Dataset records on visual material
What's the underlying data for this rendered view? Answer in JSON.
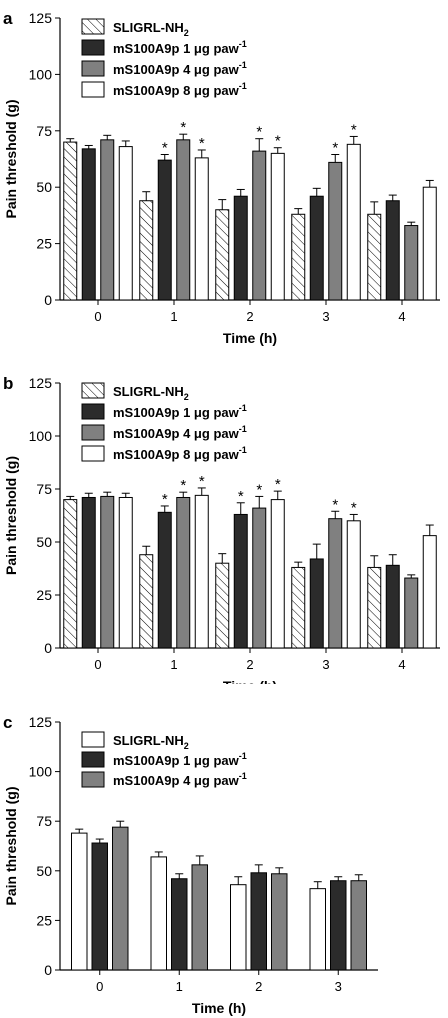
{
  "chart_data": [
    {
      "panel_letter": "a",
      "type": "bar",
      "xlabel": "Time (h)",
      "ylabel": "Pain threshold (g)",
      "ylim": [
        0,
        125
      ],
      "yticks": [
        "0",
        "25",
        "50",
        "75",
        "100",
        "125"
      ],
      "categories": [
        "0",
        "1",
        "2",
        "3",
        "4"
      ],
      "legend_placement": "top-left",
      "series": [
        {
          "name": "SLIGRL-NH",
          "subscript": "2",
          "superscript": "",
          "fill": "hatch",
          "values": [
            70,
            44,
            40,
            38,
            38
          ],
          "errors": [
            1.5,
            4,
            4.5,
            2.5,
            5.5
          ],
          "sig": [
            false,
            false,
            false,
            false,
            false
          ]
        },
        {
          "name": "mS100A9p 1 μg paw",
          "subscript": "",
          "superscript": "-1",
          "fill": "#2b2b2b",
          "values": [
            67,
            62,
            46,
            46,
            44
          ],
          "errors": [
            1.5,
            2.5,
            3,
            3.5,
            2.5
          ],
          "sig": [
            false,
            true,
            false,
            false,
            false
          ]
        },
        {
          "name": "mS100A9p 4 μg paw",
          "subscript": "",
          "superscript": "-1",
          "fill": "#808080",
          "values": [
            71,
            71,
            66,
            61,
            33
          ],
          "errors": [
            2,
            2.5,
            5.5,
            3.5,
            1.5
          ],
          "sig": [
            false,
            true,
            true,
            true,
            false
          ]
        },
        {
          "name": "mS100A9p 8 μg paw",
          "subscript": "",
          "superscript": "-1",
          "fill": "#ffffff",
          "values": [
            68,
            63,
            65,
            69,
            50
          ],
          "errors": [
            2.5,
            3.5,
            2.5,
            3.5,
            3
          ],
          "sig": [
            false,
            true,
            true,
            true,
            false
          ]
        }
      ]
    },
    {
      "panel_letter": "b",
      "type": "bar",
      "xlabel": "Time (h)",
      "ylabel": "Pain threshold (g)",
      "ylim": [
        0,
        125
      ],
      "yticks": [
        "0",
        "25",
        "50",
        "75",
        "100",
        "125"
      ],
      "categories": [
        "0",
        "1",
        "2",
        "3",
        "4"
      ],
      "legend_placement": "top-left",
      "series": [
        {
          "name": "SLIGRL-NH",
          "subscript": "2",
          "superscript": "",
          "fill": "hatch",
          "values": [
            70,
            44,
            40,
            38,
            38
          ],
          "errors": [
            1.5,
            4,
            4.5,
            2.5,
            5.5
          ],
          "sig": [
            false,
            false,
            false,
            false,
            false
          ]
        },
        {
          "name": "mS100A9p 1 μg paw",
          "subscript": "",
          "superscript": "-1",
          "fill": "#2b2b2b",
          "values": [
            71,
            64,
            63,
            42,
            39
          ],
          "errors": [
            2,
            3,
            5.5,
            7,
            5
          ],
          "sig": [
            false,
            true,
            true,
            false,
            false
          ]
        },
        {
          "name": "mS100A9p 4 μg paw",
          "subscript": "",
          "superscript": "-1",
          "fill": "#808080",
          "values": [
            71.5,
            71,
            66,
            61,
            33
          ],
          "errors": [
            2,
            2.5,
            5.5,
            3.5,
            1.5
          ],
          "sig": [
            false,
            true,
            true,
            true,
            false
          ]
        },
        {
          "name": "mS100A9p 8 μg paw",
          "subscript": "",
          "superscript": "-1",
          "fill": "#ffffff",
          "values": [
            71,
            72,
            70,
            60,
            53
          ],
          "errors": [
            2,
            3.5,
            4,
            3,
            5
          ],
          "sig": [
            false,
            true,
            true,
            true,
            false
          ]
        }
      ]
    },
    {
      "panel_letter": "c",
      "type": "bar",
      "xlabel": "Time (h)",
      "ylabel": "Pain threshold (g)",
      "ylim": [
        0,
        125
      ],
      "yticks": [
        "0",
        "25",
        "50",
        "75",
        "100",
        "125"
      ],
      "categories": [
        "0",
        "1",
        "2",
        "3"
      ],
      "legend_placement": "top-left",
      "series": [
        {
          "name": "SLIGRL-NH",
          "subscript": "2",
          "superscript": "",
          "fill": "#ffffff",
          "values": [
            69,
            57,
            43,
            41
          ],
          "errors": [
            2,
            2.5,
            4,
            3.5
          ],
          "sig": [
            false,
            false,
            false,
            false
          ]
        },
        {
          "name": "mS100A9p 1 μg paw",
          "subscript": "",
          "superscript": "-1",
          "fill": "#2b2b2b",
          "values": [
            64,
            46,
            49,
            45
          ],
          "errors": [
            2,
            2.5,
            4,
            2
          ],
          "sig": [
            false,
            false,
            false,
            false
          ]
        },
        {
          "name": "mS100A9p 4 μg paw",
          "subscript": "",
          "superscript": "-1",
          "fill": "#808080",
          "values": [
            72,
            53,
            48.5,
            45
          ],
          "errors": [
            3,
            4.5,
            3,
            3
          ],
          "sig": [
            false,
            false,
            false,
            false
          ]
        }
      ]
    }
  ]
}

* **Given exercise**: Reproduce every entry word for word, but skip any pictures.

* **The completed task**:
What's the underlying data for this rendered view? Answer in JSON.
{
  "chart_data": [
    {
      "panel_letter": "a",
      "type": "bar",
      "xlabel": "Time (h)",
      "ylabel": "Pain threshold (g)",
      "ylim": [
        0,
        125
      ],
      "yticks": [
        "0",
        "25",
        "50",
        "75",
        "100",
        "125"
      ],
      "categories": [
        "0",
        "1",
        "2",
        "3",
        "4"
      ],
      "legend_placement": "top-left",
      "series": [
        {
          "name": "SLIGRL-NH",
          "subscript": "2",
          "superscript": "",
          "fill": "hatch",
          "values": [
            70,
            44,
            40,
            38,
            38
          ],
          "errors": [
            1.5,
            4,
            4.5,
            2.5,
            5.5
          ],
          "sig": [
            false,
            false,
            false,
            false,
            false
          ]
        },
        {
          "name": "mS100A9p 1 μg paw",
          "subscript": "",
          "superscript": "-1",
          "fill": "#2b2b2b",
          "values": [
            67,
            62,
            46,
            46,
            44
          ],
          "errors": [
            1.5,
            2.5,
            3,
            3.5,
            2.5
          ],
          "sig": [
            false,
            true,
            false,
            false,
            false
          ]
        },
        {
          "name": "mS100A9p 4 μg paw",
          "subscript": "",
          "superscript": "-1",
          "fill": "#808080",
          "values": [
            71,
            71,
            66,
            61,
            33
          ],
          "errors": [
            2,
            2.5,
            5.5,
            3.5,
            1.5
          ],
          "sig": [
            false,
            true,
            true,
            true,
            false
          ]
        },
        {
          "name": "mS100A9p 8 μg paw",
          "subscript": "",
          "superscript": "-1",
          "fill": "#ffffff",
          "values": [
            68,
            63,
            65,
            69,
            50
          ],
          "errors": [
            2.5,
            3.5,
            2.5,
            3.5,
            3
          ],
          "sig": [
            false,
            true,
            true,
            true,
            false
          ]
        }
      ]
    },
    {
      "panel_letter": "b",
      "type": "bar",
      "xlabel": "Time (h)",
      "ylabel": "Pain threshold (g)",
      "ylim": [
        0,
        125
      ],
      "yticks": [
        "0",
        "25",
        "50",
        "75",
        "100",
        "125"
      ],
      "categories": [
        "0",
        "1",
        "2",
        "3",
        "4"
      ],
      "legend_placement": "top-left",
      "series": [
        {
          "name": "SLIGRL-NH",
          "subscript": "2",
          "superscript": "",
          "fill": "hatch",
          "values": [
            70,
            44,
            40,
            38,
            38
          ],
          "errors": [
            1.5,
            4,
            4.5,
            2.5,
            5.5
          ],
          "sig": [
            false,
            false,
            false,
            false,
            false
          ]
        },
        {
          "name": "mS100A9p 1 μg paw",
          "subscript": "",
          "superscript": "-1",
          "fill": "#2b2b2b",
          "values": [
            71,
            64,
            63,
            42,
            39
          ],
          "errors": [
            2,
            3,
            5.5,
            7,
            5
          ],
          "sig": [
            false,
            true,
            true,
            false,
            false
          ]
        },
        {
          "name": "mS100A9p 4 μg paw",
          "subscript": "",
          "superscript": "-1",
          "fill": "#808080",
          "values": [
            71.5,
            71,
            66,
            61,
            33
          ],
          "errors": [
            2,
            2.5,
            5.5,
            3.5,
            1.5
          ],
          "sig": [
            false,
            true,
            true,
            true,
            false
          ]
        },
        {
          "name": "mS100A9p 8 μg paw",
          "subscript": "",
          "superscript": "-1",
          "fill": "#ffffff",
          "values": [
            71,
            72,
            70,
            60,
            53
          ],
          "errors": [
            2,
            3.5,
            4,
            3,
            5
          ],
          "sig": [
            false,
            true,
            true,
            true,
            false
          ]
        }
      ]
    },
    {
      "panel_letter": "c",
      "type": "bar",
      "xlabel": "Time (h)",
      "ylabel": "Pain threshold (g)",
      "ylim": [
        0,
        125
      ],
      "yticks": [
        "0",
        "25",
        "50",
        "75",
        "100",
        "125"
      ],
      "categories": [
        "0",
        "1",
        "2",
        "3"
      ],
      "legend_placement": "top-left",
      "series": [
        {
          "name": "SLIGRL-NH",
          "subscript": "2",
          "superscript": "",
          "fill": "#ffffff",
          "values": [
            69,
            57,
            43,
            41
          ],
          "errors": [
            2,
            2.5,
            4,
            3.5
          ],
          "sig": [
            false,
            false,
            false,
            false
          ]
        },
        {
          "name": "mS100A9p 1 μg paw",
          "subscript": "",
          "superscript": "-1",
          "fill": "#2b2b2b",
          "values": [
            64,
            46,
            49,
            45
          ],
          "errors": [
            2,
            2.5,
            4,
            2
          ],
          "sig": [
            false,
            false,
            false,
            false
          ]
        },
        {
          "name": "mS100A9p 4 μg paw",
          "subscript": "",
          "superscript": "-1",
          "fill": "#808080",
          "values": [
            72,
            53,
            48.5,
            45
          ],
          "errors": [
            3,
            4.5,
            3,
            3
          ],
          "sig": [
            false,
            false,
            false,
            false
          ]
        }
      ]
    }
  ]
}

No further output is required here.